Given problem: Copy each line exactly.

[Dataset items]
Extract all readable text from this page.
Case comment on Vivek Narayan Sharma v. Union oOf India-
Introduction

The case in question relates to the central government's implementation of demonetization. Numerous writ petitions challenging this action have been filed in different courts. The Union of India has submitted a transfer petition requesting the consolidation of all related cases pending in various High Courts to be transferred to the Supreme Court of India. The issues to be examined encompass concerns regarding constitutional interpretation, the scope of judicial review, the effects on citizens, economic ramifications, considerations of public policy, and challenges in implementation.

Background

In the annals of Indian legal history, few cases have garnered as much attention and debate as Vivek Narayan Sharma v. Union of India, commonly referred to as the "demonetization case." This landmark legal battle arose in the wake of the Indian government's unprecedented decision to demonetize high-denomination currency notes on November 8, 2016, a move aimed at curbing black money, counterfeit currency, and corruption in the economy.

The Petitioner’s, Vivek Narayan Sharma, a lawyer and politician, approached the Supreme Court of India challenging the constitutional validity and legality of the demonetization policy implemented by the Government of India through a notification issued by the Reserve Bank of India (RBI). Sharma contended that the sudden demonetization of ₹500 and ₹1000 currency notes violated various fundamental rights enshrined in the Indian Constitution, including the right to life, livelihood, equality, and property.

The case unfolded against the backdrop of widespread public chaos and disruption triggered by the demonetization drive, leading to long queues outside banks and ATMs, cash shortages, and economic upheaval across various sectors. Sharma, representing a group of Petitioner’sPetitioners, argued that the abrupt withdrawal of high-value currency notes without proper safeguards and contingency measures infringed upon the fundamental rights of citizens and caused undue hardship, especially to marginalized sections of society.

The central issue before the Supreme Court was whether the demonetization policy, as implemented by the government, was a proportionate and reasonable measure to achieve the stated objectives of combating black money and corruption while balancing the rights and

Final result:
Extract all readable text from this page.
Case comment on Vivek Narayan Sharma v. Union oOf India-
Introduction

The case in question relates to the central government's implementation of demonetization. Numerous writ petitions challenging this action have been filed in different courts. The Union of India has submitted a transfer petition requesting the consolidation of all related cases pending in various High Courts to be transferred to the Supreme Court of India. The issues to be examined encompass concerns regarding constitutional interpretation, the scope of judicial review, the effects on citizens, economic ramifications, considerations of public policy, and challenges in implementation.

Background

In the annals of Indian legal history, few cases have garnered as much attention and debate as Vivek Narayan Sharma v. Union of India, commonly referred to as the "demonetization case." This landmark legal battle arose in the wake of the Indian government's unprecedented decision to demonetize high-denomination currency notes on November 8, 2016, a move aimed at curbing black money, counterfeit currency, and corruption in the economy.

The Petitioner’s, Vivek Narayan Sharma, a lawyer and politician, approached the Supreme Court of India challenging the constitutional validity and legality of the demonetization policy implemented by the Government of India through a notification issued by the Reserve Bank of India (RBI). Sharma contended that the sudden demonetization of ₹500 and ₹1000 currency notes violated various fundamental rights enshrined in the Indian Constitution, including the right to life, livelihood, equality, and property.

The case unfolded against the backdrop of widespread public chaos and disruption triggered by the demonetization drive, leading to long queues outside banks and ATMs, cash shortages, and economic upheaval across various sectors. Sharma, representing a group of Petitioner’sPetitioners, argued that the abrupt withdrawal of high-value currency notes without proper safeguards and contingency measures infringed upon the fundamental rights of citizens and caused undue hardship, especially to marginalized sections of society.

The central issue before the Supreme Court was whether the demonetization policy, as implemented by the government, was a proportionate and reasonable measure to achieve the stated objectives of combating black money and corruption while balancing the rights and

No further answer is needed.